#### [REQUIRED TASK]
Repeat each record below exactly, dropping the pictures.

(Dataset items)

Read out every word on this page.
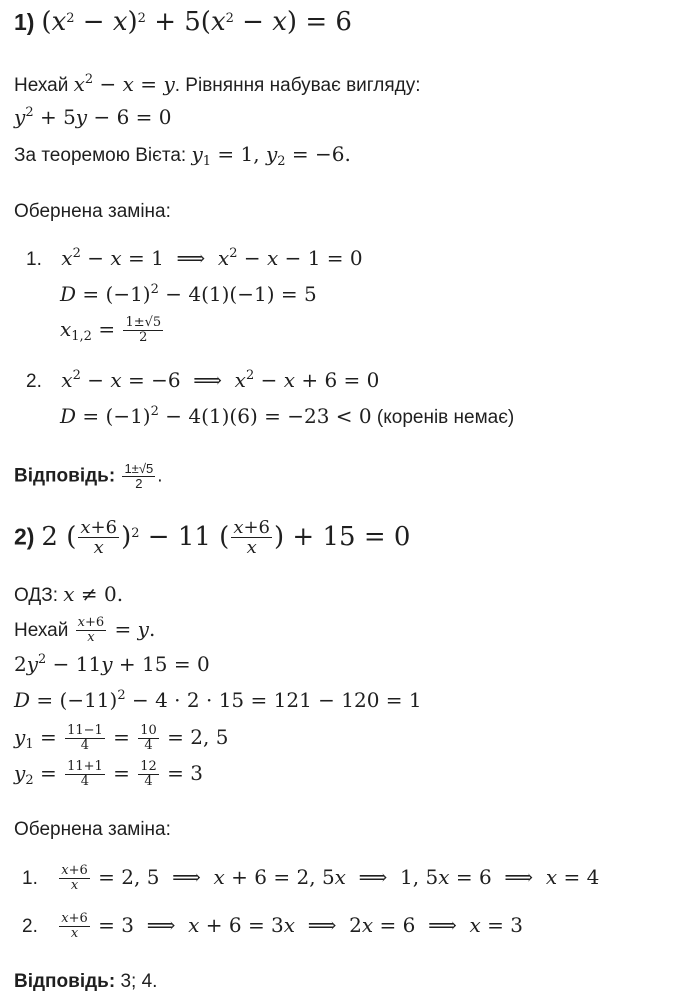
1) $(x^2 - x)^2 + 5(x^2 - x) = 6$
Нехай $x^2 - x = y$. Рівняння набуває вигляду:
$y^2 + 5y - 6 = 0$
За теоремою Вієта: $y_1 = 1$, $y_2 = -6$.
Обернена заміна:
1. $x^2 - x = 1$  ⟹  $x^2 - x - 1 = 0$
$D = (-1)^2 - 4(1)(-1) = 5$
$x_{1,2} = \frac{1\pm√5}{2}$
2. $x^2 - x = -6$  ⟹  $x^2 - x + 6 = 0$
$D = (-1)^2 - 4(1)(6) = -23 < 0$ (коренів немає)
Відповідь: $\frac{1\pm√5}{2}$ .
2) 2 ( $\frac{x+6}{x} )^2 - 11$ ( $\frac{x+6}{x}$ ) + 15 = 0
ОДЗ: x ≠ 0.
Нехай $\frac{x+6}{x} = y$.
$2y^2 - 11y + 15 = 0$
$D = (-11)^2 - 4 \cdot 2 \cdot 15 = 121 - 120 = 1$
$y_1 = \frac{11-1}{4} = \frac{10}{4} = 2$, 5
$y_2 = \frac{11+1}{4} = \frac{12}{4} = 3$
Обернена заміна:
1. $\frac{x+6}{x} = 2$, 5  ⟹  x + 6 = 2, 5x  ⟹  1, 5x = 6  ⟹  x = 4
2. $\frac{x+6}{x} = 3$  ⟹  x + 6 = 3x  ⟹  2x = 6  ⟹  x = 3
Відповідь: 3; 4.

#### [EXERCISE RESULT]
Read out every word on this page.
1) $(x^2 - x)^2 + 5(x^2 - x) = 6$
Нехай $x^2 - x = y$. Рівняння набуває вигляду:
$y^2 + 5y - 6 = 0$
За теоремою Вієта: $y_1 = 1$, $y_2 = -6$.
Обернена заміна:
1. $x^2 - x = 1$  ⟹  $x^2 - x - 1 = 0$
$D = (-1)^2 - 4(1)(-1) = 5$
$x_{1,2} = \frac{1\pm√5}{2}$
2. $x^2 - x = -6$  ⟹  $x^2 - x + 6 = 0$
$D = (-1)^2 - 4(1)(6) = -23 < 0$ (коренів немає)
Відповідь: $\frac{1\pm√5}{2}$ .
2) 2 ( $\frac{x+6}{x} )^2 - 11$ ( $\frac{x+6}{x}$ ) + 15 = 0
ОДЗ: x ≠ 0.
Нехай $\frac{x+6}{x} = y$.
$2y^2 - 11y + 15 = 0$
$D = (-11)^2 - 4 \cdot 2 \cdot 15 = 121 - 120 = 1$
$y_1 = \frac{11-1}{4} = \frac{10}{4} = 2$, 5
$y_2 = \frac{11+1}{4} = \frac{12}{4} = 3$
Обернена заміна:
1. $\frac{x+6}{x} = 2$, 5  ⟹  x + 6 = 2, 5x  ⟹  1, 5x = 6  ⟹  x = 4
2. $\frac{x+6}{x} = 3$  ⟹  x + 6 = 3x  ⟹  2x = 6  ⟹  x = 3
Відповідь: 3; 4.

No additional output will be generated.